Information supplied:
● ● ●

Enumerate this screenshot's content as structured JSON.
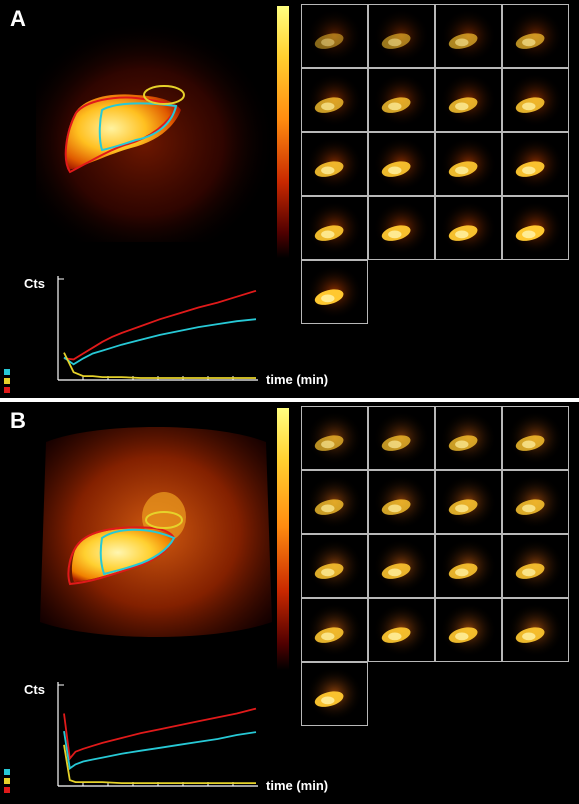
{
  "colors": {
    "liver": "#e01a1a",
    "heart": "#27c9d6",
    "spleen": "#e6d22a",
    "frame_border": "#b8b8b8"
  },
  "panels": [
    {
      "label": "A",
      "chart_data": {
        "type": "line",
        "ylabel": "Cts",
        "xlabel": "time (min)",
        "x": [
          0,
          0.5,
          1,
          1.5,
          2,
          2.5,
          3,
          4,
          5,
          6,
          7,
          8,
          9,
          10
        ],
        "series": [
          {
            "color": "#e01a1a",
            "values": [
              0.22,
              0.21,
              0.27,
              0.33,
              0.39,
              0.44,
              0.48,
              0.55,
              0.62,
              0.68,
              0.74,
              0.79,
              0.85,
              0.91
            ]
          },
          {
            "color": "#27c9d6",
            "values": [
              0.23,
              0.16,
              0.22,
              0.27,
              0.3,
              0.33,
              0.36,
              0.41,
              0.46,
              0.5,
              0.54,
              0.57,
              0.6,
              0.62
            ]
          },
          {
            "color": "#e6d22a",
            "values": [
              0.28,
              0.08,
              0.04,
              0.04,
              0.03,
              0.03,
              0.03,
              0.02,
              0.02,
              0.02,
              0.02,
              0.02,
              0.02,
              0.02
            ]
          }
        ]
      },
      "frames": {
        "rows": [
          4,
          4,
          4,
          4,
          1
        ],
        "intensity": [
          0.35,
          0.45,
          0.55,
          0.6,
          0.7,
          0.75,
          0.8,
          0.85,
          0.85,
          0.9,
          0.9,
          0.95,
          0.9,
          0.95,
          0.95,
          1.0,
          1.0
        ]
      }
    },
    {
      "label": "B",
      "chart_data": {
        "type": "line",
        "ylabel": "Cts",
        "xlabel": "time (min)",
        "x": [
          0,
          0.3,
          0.6,
          1,
          1.5,
          2,
          3,
          4,
          5,
          6,
          7,
          8,
          9,
          10
        ],
        "series": [
          {
            "color": "#e01a1a",
            "values": [
              0.74,
              0.28,
              0.35,
              0.38,
              0.41,
              0.44,
              0.49,
              0.54,
              0.58,
              0.62,
              0.66,
              0.7,
              0.74,
              0.79
            ]
          },
          {
            "color": "#27c9d6",
            "values": [
              0.56,
              0.18,
              0.22,
              0.25,
              0.27,
              0.29,
              0.33,
              0.36,
              0.39,
              0.42,
              0.45,
              0.48,
              0.52,
              0.55
            ]
          },
          {
            "color": "#e6d22a",
            "values": [
              0.42,
              0.06,
              0.04,
              0.04,
              0.04,
              0.04,
              0.03,
              0.03,
              0.03,
              0.03,
              0.03,
              0.03,
              0.03,
              0.03
            ]
          }
        ]
      },
      "frames": {
        "rows": [
          4,
          4,
          4,
          4,
          1
        ],
        "intensity": [
          0.6,
          0.65,
          0.7,
          0.75,
          0.7,
          0.75,
          0.8,
          0.8,
          0.8,
          0.85,
          0.85,
          0.85,
          0.85,
          0.9,
          0.9,
          0.9,
          0.95
        ]
      }
    }
  ]
}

● ● ●

Set the entries down again exactly. Do not include the images.

Response to the exercise:
Enumerate this screenshot's content as structured JSON.
{
  "colors": {
    "liver": "#e01a1a",
    "heart": "#27c9d6",
    "spleen": "#e6d22a",
    "frame_border": "#b8b8b8"
  },
  "panels": [
    {
      "label": "A",
      "chart_data": {
        "type": "line",
        "ylabel": "Cts",
        "xlabel": "time (min)",
        "x": [
          0,
          0.5,
          1,
          1.5,
          2,
          2.5,
          3,
          4,
          5,
          6,
          7,
          8,
          9,
          10
        ],
        "series": [
          {
            "color": "#e01a1a",
            "values": [
              0.22,
              0.21,
              0.27,
              0.33,
              0.39,
              0.44,
              0.48,
              0.55,
              0.62,
              0.68,
              0.74,
              0.79,
              0.85,
              0.91
            ]
          },
          {
            "color": "#27c9d6",
            "values": [
              0.23,
              0.16,
              0.22,
              0.27,
              0.3,
              0.33,
              0.36,
              0.41,
              0.46,
              0.5,
              0.54,
              0.57,
              0.6,
              0.62
            ]
          },
          {
            "color": "#e6d22a",
            "values": [
              0.28,
              0.08,
              0.04,
              0.04,
              0.03,
              0.03,
              0.03,
              0.02,
              0.02,
              0.02,
              0.02,
              0.02,
              0.02,
              0.02
            ]
          }
        ]
      },
      "frames": {
        "rows": [
          4,
          4,
          4,
          4,
          1
        ],
        "intensity": [
          0.35,
          0.45,
          0.55,
          0.6,
          0.7,
          0.75,
          0.8,
          0.85,
          0.85,
          0.9,
          0.9,
          0.95,
          0.9,
          0.95,
          0.95,
          1.0,
          1.0
        ]
      }
    },
    {
      "label": "B",
      "chart_data": {
        "type": "line",
        "ylabel": "Cts",
        "xlabel": "time (min)",
        "x": [
          0,
          0.3,
          0.6,
          1,
          1.5,
          2,
          3,
          4,
          5,
          6,
          7,
          8,
          9,
          10
        ],
        "series": [
          {
            "color": "#e01a1a",
            "values": [
              0.74,
              0.28,
              0.35,
              0.38,
              0.41,
              0.44,
              0.49,
              0.54,
              0.58,
              0.62,
              0.66,
              0.7,
              0.74,
              0.79
            ]
          },
          {
            "color": "#27c9d6",
            "values": [
              0.56,
              0.18,
              0.22,
              0.25,
              0.27,
              0.29,
              0.33,
              0.36,
              0.39,
              0.42,
              0.45,
              0.48,
              0.52,
              0.55
            ]
          },
          {
            "color": "#e6d22a",
            "values": [
              0.42,
              0.06,
              0.04,
              0.04,
              0.04,
              0.04,
              0.03,
              0.03,
              0.03,
              0.03,
              0.03,
              0.03,
              0.03,
              0.03
            ]
          }
        ]
      },
      "frames": {
        "rows": [
          4,
          4,
          4,
          4,
          1
        ],
        "intensity": [
          0.6,
          0.65,
          0.7,
          0.75,
          0.7,
          0.75,
          0.8,
          0.8,
          0.8,
          0.85,
          0.85,
          0.85,
          0.85,
          0.9,
          0.9,
          0.9,
          0.95
        ]
      }
    }
  ]
}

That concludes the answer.